> [Material for this exercise]
◇ ◇ ◇ ◇

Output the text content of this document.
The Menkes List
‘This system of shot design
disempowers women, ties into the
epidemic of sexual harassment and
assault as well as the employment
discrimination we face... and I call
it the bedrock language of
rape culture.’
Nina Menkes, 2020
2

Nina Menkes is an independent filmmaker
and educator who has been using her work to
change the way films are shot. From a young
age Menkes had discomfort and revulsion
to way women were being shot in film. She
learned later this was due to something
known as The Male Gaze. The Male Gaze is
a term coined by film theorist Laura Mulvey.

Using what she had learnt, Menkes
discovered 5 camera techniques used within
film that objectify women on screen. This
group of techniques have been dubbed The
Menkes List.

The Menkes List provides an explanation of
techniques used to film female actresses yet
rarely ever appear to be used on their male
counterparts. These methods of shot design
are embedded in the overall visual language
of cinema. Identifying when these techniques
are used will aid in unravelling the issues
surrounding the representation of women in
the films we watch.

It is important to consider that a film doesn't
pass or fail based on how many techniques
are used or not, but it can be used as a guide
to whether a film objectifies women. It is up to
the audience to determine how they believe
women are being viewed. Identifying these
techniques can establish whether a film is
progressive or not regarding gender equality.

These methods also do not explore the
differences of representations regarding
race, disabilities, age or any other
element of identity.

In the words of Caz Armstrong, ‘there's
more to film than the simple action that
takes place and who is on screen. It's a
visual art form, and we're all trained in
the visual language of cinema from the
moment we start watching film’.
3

◇ ◇ ◇ ◇

> [Required task] Your task is to transcribe the material exactly.

> [Answer to the task]
Output the text content of this document.
The Menkes List
‘This system of shot design
disempowers women, ties into the
epidemic of sexual harassment and
assault as well as the employment
discrimination we face... and I call
it the bedrock language of
rape culture.’
Nina Menkes, 2020
2

Nina Menkes is an independent filmmaker
and educator who has been using her work to
change the way films are shot. From a young
age Menkes had discomfort and revulsion
to way women were being shot in film. She
learned later this was due to something
known as The Male Gaze. The Male Gaze is
a term coined by film theorist Laura Mulvey.

Using what she had learnt, Menkes
discovered 5 camera techniques used within
film that objectify women on screen. This
group of techniques have been dubbed The
Menkes List.

The Menkes List provides an explanation of
techniques used to film female actresses yet
rarely ever appear to be used on their male
counterparts. These methods of shot design
are embedded in the overall visual language
of cinema. Identifying when these techniques
are used will aid in unravelling the issues
surrounding the representation of women in
the films we watch.

It is important to consider that a film doesn't
pass or fail based on how many techniques
are used or not, but it can be used as a guide
to whether a film objectifies women. It is up to
the audience to determine how they believe
women are being viewed. Identifying these
techniques can establish whether a film is
progressive or not regarding gender equality.

These methods also do not explore the
differences of representations regarding
race, disabilities, age or any other
element of identity.

In the words of Caz Armstrong, ‘there's
more to film than the simple action that
takes place and who is on screen. It's a
visual art form, and we're all trained in
the visual language of cinema from the
moment we start watching film’.
3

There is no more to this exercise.